Stored entries
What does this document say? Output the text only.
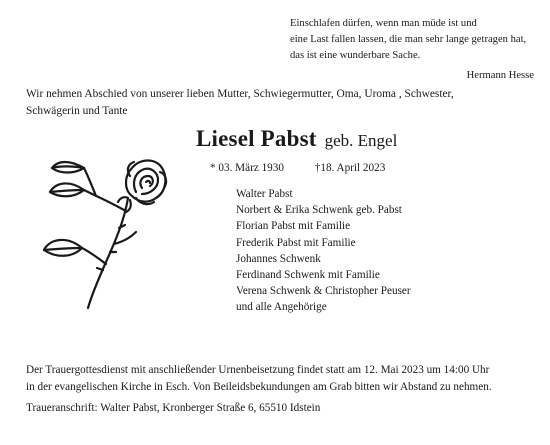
Einschlafen dürfen, wenn man müde ist und
eine Last fallen lassen, die man sehr lange getragen hat,
das ist eine wunderbare Sache.
Hermann Hesse
Wir nehmen Abschied von unserer lieben Mutter, Schwiegermutter, Oma, Uroma , Schwester,
Schwägerin und Tante
Liesel Pabst geb. Engel
* 03. März 1930	†18. April 2023
Walter Pabst
Norbert & Erika Schwenk geb. Pabst
Florian Pabst mit Familie
Frederik Pabst mit Familie
Johannes Schwenk
Ferdinand Schwenk mit Familie
Verena Schwenk & Christopher Peuser
und alle Angehörige
Der Trauergottesdienst mit anschließender Urnenbeisetzung findet statt am 12. Mai 2023 um 14:00 Uhr
in der evangelischen Kirche in Esch. Von Beileidsbekundungen am Grab bitten wir Abstand zu nehmen.
Traueranschrift: Walter Pabst, Kronberger Straße 6, 65510 Idstein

_THE TASK_. Only a number is wanted: how many lines contain "Familie"?

_EXERCISE RESULT_. 3